## Begin ENTRIES SUPPLIED
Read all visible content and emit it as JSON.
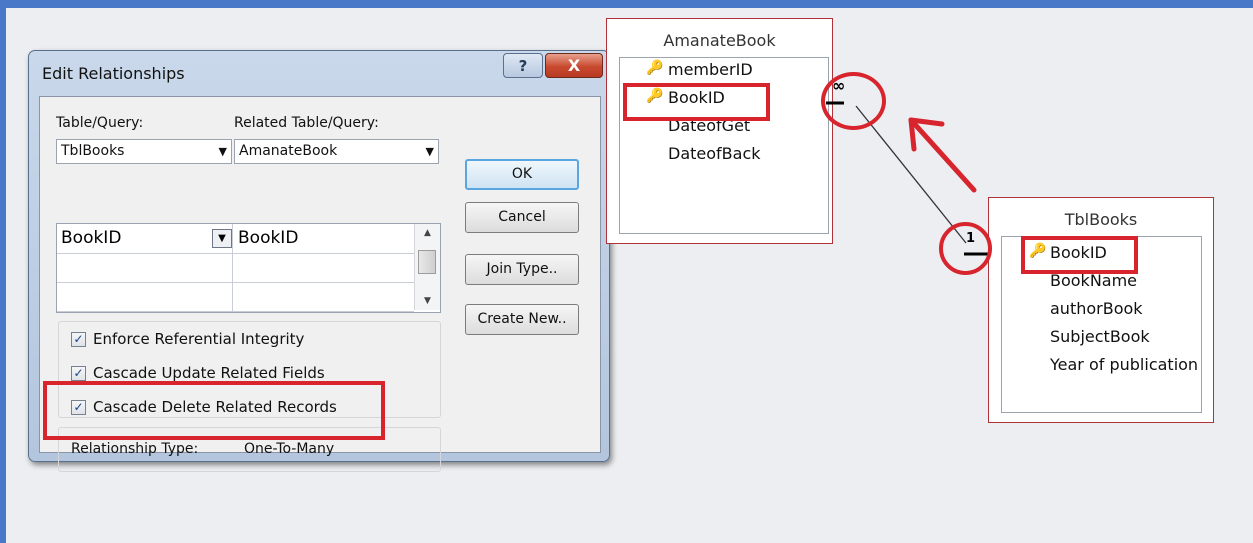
{
  "dialog": {
    "title": "Edit Relationships",
    "help_button": "?",
    "close_button": "X",
    "table_query_label": "Table/Query:",
    "related_table_query_label": "Related Table/Query:",
    "table_query_value": "TblBooks",
    "related_table_query_value": "AmanateBook",
    "grid_rows": [
      {
        "field": "BookID",
        "related_field": "BookID"
      },
      {
        "field": "",
        "related_field": ""
      },
      {
        "field": "",
        "related_field": ""
      }
    ],
    "buttons": {
      "ok": "OK",
      "cancel": "Cancel",
      "join_type": "Join Type..",
      "create_new": "Create New.."
    },
    "checkboxes": [
      {
        "label": "Enforce Referential Integrity",
        "checked": true
      },
      {
        "label": "Cascade Update Related Fields",
        "checked": true
      },
      {
        "label": "Cascade Delete Related Records",
        "checked": true
      }
    ],
    "relationship_type_label": "Relationship Type:",
    "relationship_type_value": "One-To-Many"
  },
  "tables": {
    "amanate": {
      "title": "AmanateBook",
      "fields": [
        "memberID",
        "BookID",
        "DateofGet",
        "DateofBack"
      ],
      "keys": [
        true,
        true,
        false,
        false
      ]
    },
    "tblbooks": {
      "title": "TblBooks",
      "fields": [
        "BookID",
        "BookName",
        "authorBook",
        "SubjectBook",
        "Year of publication"
      ],
      "keys": [
        true,
        false,
        false,
        false,
        false
      ]
    }
  },
  "relationship": {
    "many_symbol": "∞",
    "one_symbol": "1"
  },
  "colors": {
    "highlight_red": "#d7242d",
    "desktop_blue": "#4a78c8"
  }
}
## End ENTRIES SUPPLIED
PROBLEM DETAILS: Every entry above needs to be retyped exactly; drop the pictures.

SOLUTION:
Read all visible content and emit it as JSON.
{
  "dialog": {
    "title": "Edit Relationships",
    "help_button": "?",
    "close_button": "X",
    "table_query_label": "Table/Query:",
    "related_table_query_label": "Related Table/Query:",
    "table_query_value": "TblBooks",
    "related_table_query_value": "AmanateBook",
    "grid_rows": [
      {
        "field": "BookID",
        "related_field": "BookID"
      },
      {
        "field": "",
        "related_field": ""
      },
      {
        "field": "",
        "related_field": ""
      }
    ],
    "buttons": {
      "ok": "OK",
      "cancel": "Cancel",
      "join_type": "Join Type..",
      "create_new": "Create New.."
    },
    "checkboxes": [
      {
        "label": "Enforce Referential Integrity",
        "checked": true
      },
      {
        "label": "Cascade Update Related Fields",
        "checked": true
      },
      {
        "label": "Cascade Delete Related Records",
        "checked": true
      }
    ],
    "relationship_type_label": "Relationship Type:",
    "relationship_type_value": "One-To-Many"
  },
  "tables": {
    "amanate": {
      "title": "AmanateBook",
      "fields": [
        "memberID",
        "BookID",
        "DateofGet",
        "DateofBack"
      ],
      "keys": [
        true,
        true,
        false,
        false
      ]
    },
    "tblbooks": {
      "title": "TblBooks",
      "fields": [
        "BookID",
        "BookName",
        "authorBook",
        "SubjectBook",
        "Year of publication"
      ],
      "keys": [
        true,
        false,
        false,
        false,
        false
      ]
    }
  },
  "relationship": {
    "many_symbol": "∞",
    "one_symbol": "1"
  },
  "colors": {
    "highlight_red": "#d7242d",
    "desktop_blue": "#4a78c8"
  }
}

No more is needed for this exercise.